** THE TASK **
Copy all the entries below exactly, but not the pictures.

# # # # # # #

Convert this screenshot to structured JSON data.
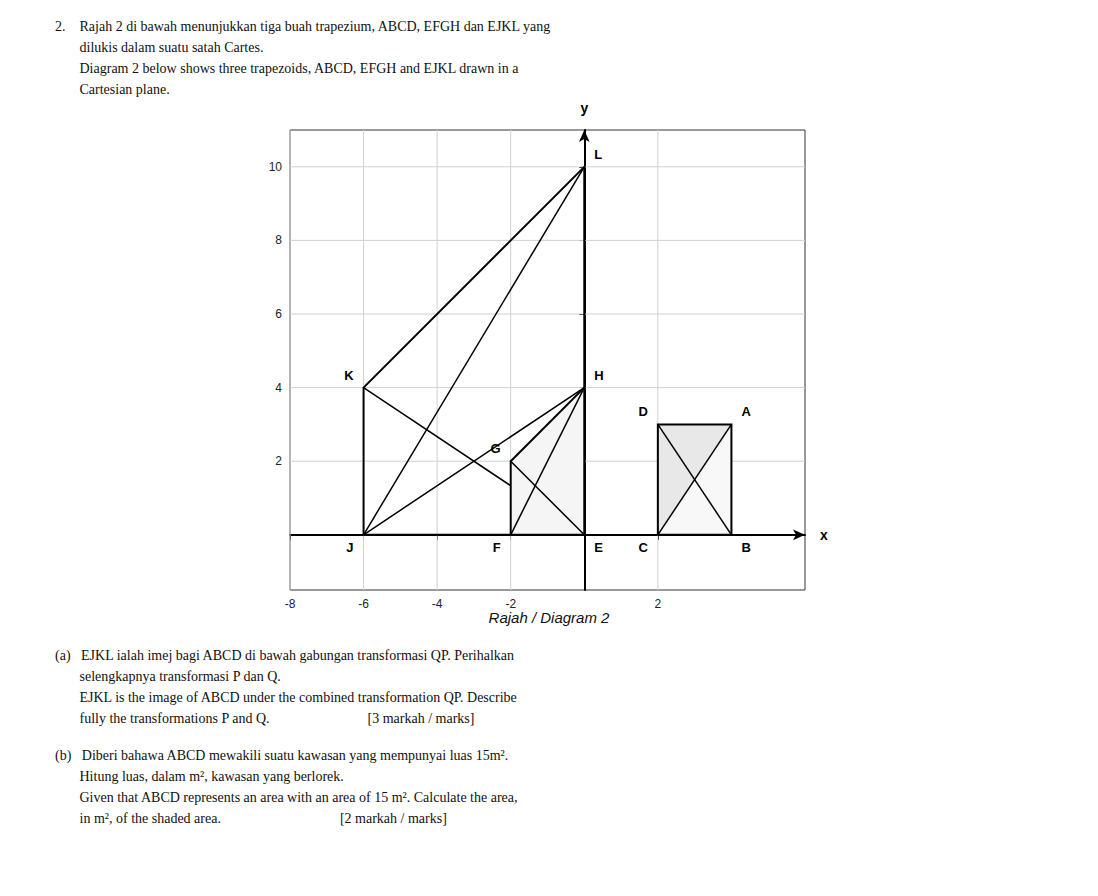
{
  "chart_data": {
    "type": "polygon",
    "title": "Rajah / Diagram 2",
    "xlabel": "x",
    "ylabel": "y",
    "xlim": [
      -8,
      6
    ],
    "ylim": [
      -1.5,
      11
    ],
    "xticks": [
      -8,
      -6,
      -4,
      -2,
      2
    ],
    "yticks": [
      2,
      4,
      6,
      8,
      10
    ],
    "grid": true,
    "series": [
      {
        "name": "EJKL",
        "points": [
          [
            0,
            0
          ],
          [
            -6,
            0
          ],
          [
            -6,
            4
          ],
          [
            0,
            10
          ]
        ],
        "vertex_labels": [
          null,
          "J",
          "K",
          "L"
        ],
        "segments": [
          [
            [
              0,
              10
            ],
            [
              -6,
              0
            ]
          ],
          [
            [
              0,
              0
            ],
            [
              -6,
              4
            ]
          ],
          [
            [
              0,
              4
            ],
            [
              -6,
              0
            ]
          ]
        ]
      },
      {
        "name": "EFGH",
        "color": "#f5f5f5",
        "points": [
          [
            0,
            0
          ],
          [
            -2,
            0
          ],
          [
            -2,
            2
          ],
          [
            0,
            4
          ]
        ],
        "vertex_labels": [
          "E",
          "F",
          "G",
          "H"
        ],
        "segments": [
          [
            [
              0,
              0
            ],
            [
              -2,
              2
            ]
          ],
          [
            [
              0,
              4
            ],
            [
              -2,
              0
            ]
          ]
        ]
      },
      {
        "name": "ABCD",
        "color": "#e8e8e8",
        "points": [
          [
            4,
            3
          ],
          [
            4,
            0
          ],
          [
            2,
            0
          ],
          [
            2,
            3
          ]
        ],
        "vertex_labels": [
          "A",
          "B",
          "C",
          "D"
        ],
        "segments": [
          [
            [
              4,
              3
            ],
            [
              2,
              0
            ]
          ],
          [
            [
              4,
              0
            ],
            [
              2,
              3
            ]
          ]
        ],
        "light_region": [
          [
            4,
            0
          ],
          [
            2,
            0
          ],
          [
            4,
            3
          ]
        ]
      }
    ],
    "annotations": [
      "2.    Rajah 2 di bawah menunjukkan tiga buah trapezium, ABCD, EFGH dan EJKL yang\n       dilukis dalam suatu satah Cartes.\n       Diagram 2 below shows three trapezoids, ABCD, EFGH and EJKL drawn in a\n       Cartesian plane.",
      "(a)   EJKL ialah imej bagi ABCD di bawah gabungan transformasi QP. Perihalkan\n       selengkapnya transformasi P dan Q.\n       EJKL is the image of ABCD under the combined transformation QP. Describe\n       fully the transformations P and Q.                            [3 markah / marks]",
      "(b)   Diberi bahawa ABCD mewakili suatu kawasan yang mempunyai luas 15m².\n       Hitung luas, dalam m², kawasan yang berlorek.\n       Given that ABCD represents an area with an area of 15 m². Calculate the area,\n       in m², of the shaded area.                                  [2 markah / marks]"
    ]
  }
}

# # # # # # #

** RESPONSE BELOW **
Convert this screenshot to structured JSON data.
{
  "chart_data": {
    "type": "polygon",
    "title": "Rajah / Diagram 2",
    "xlabel": "x",
    "ylabel": "y",
    "xlim": [
      -8,
      6
    ],
    "ylim": [
      -1.5,
      11
    ],
    "xticks": [
      -8,
      -6,
      -4,
      -2,
      2
    ],
    "yticks": [
      2,
      4,
      6,
      8,
      10
    ],
    "grid": true,
    "series": [
      {
        "name": "EJKL",
        "points": [
          [
            0,
            0
          ],
          [
            -6,
            0
          ],
          [
            -6,
            4
          ],
          [
            0,
            10
          ]
        ],
        "vertex_labels": [
          null,
          "J",
          "K",
          "L"
        ],
        "segments": [
          [
            [
              0,
              10
            ],
            [
              -6,
              0
            ]
          ],
          [
            [
              0,
              0
            ],
            [
              -6,
              4
            ]
          ],
          [
            [
              0,
              4
            ],
            [
              -6,
              0
            ]
          ]
        ]
      },
      {
        "name": "EFGH",
        "color": "#f5f5f5",
        "points": [
          [
            0,
            0
          ],
          [
            -2,
            0
          ],
          [
            -2,
            2
          ],
          [
            0,
            4
          ]
        ],
        "vertex_labels": [
          "E",
          "F",
          "G",
          "H"
        ],
        "segments": [
          [
            [
              0,
              0
            ],
            [
              -2,
              2
            ]
          ],
          [
            [
              0,
              4
            ],
            [
              -2,
              0
            ]
          ]
        ]
      },
      {
        "name": "ABCD",
        "color": "#e8e8e8",
        "points": [
          [
            4,
            3
          ],
          [
            4,
            0
          ],
          [
            2,
            0
          ],
          [
            2,
            3
          ]
        ],
        "vertex_labels": [
          "A",
          "B",
          "C",
          "D"
        ],
        "segments": [
          [
            [
              4,
              3
            ],
            [
              2,
              0
            ]
          ],
          [
            [
              4,
              0
            ],
            [
              2,
              3
            ]
          ]
        ],
        "light_region": [
          [
            4,
            0
          ],
          [
            2,
            0
          ],
          [
            4,
            3
          ]
        ]
      }
    ],
    "annotations": [
      "2.    Rajah 2 di bawah menunjukkan tiga buah trapezium, ABCD, EFGH dan EJKL yang\n       dilukis dalam suatu satah Cartes.\n       Diagram 2 below shows three trapezoids, ABCD, EFGH and EJKL drawn in a\n       Cartesian plane.",
      "(a)   EJKL ialah imej bagi ABCD di bawah gabungan transformasi QP. Perihalkan\n       selengkapnya transformasi P dan Q.\n       EJKL is the image of ABCD under the combined transformation QP. Describe\n       fully the transformations P and Q.                            [3 markah / marks]",
      "(b)   Diberi bahawa ABCD mewakili suatu kawasan yang mempunyai luas 15m².\n       Hitung luas, dalam m², kawasan yang berlorek.\n       Given that ABCD represents an area with an area of 15 m². Calculate the area,\n       in m², of the shaded area.                                  [2 markah / marks]"
    ]
  }
}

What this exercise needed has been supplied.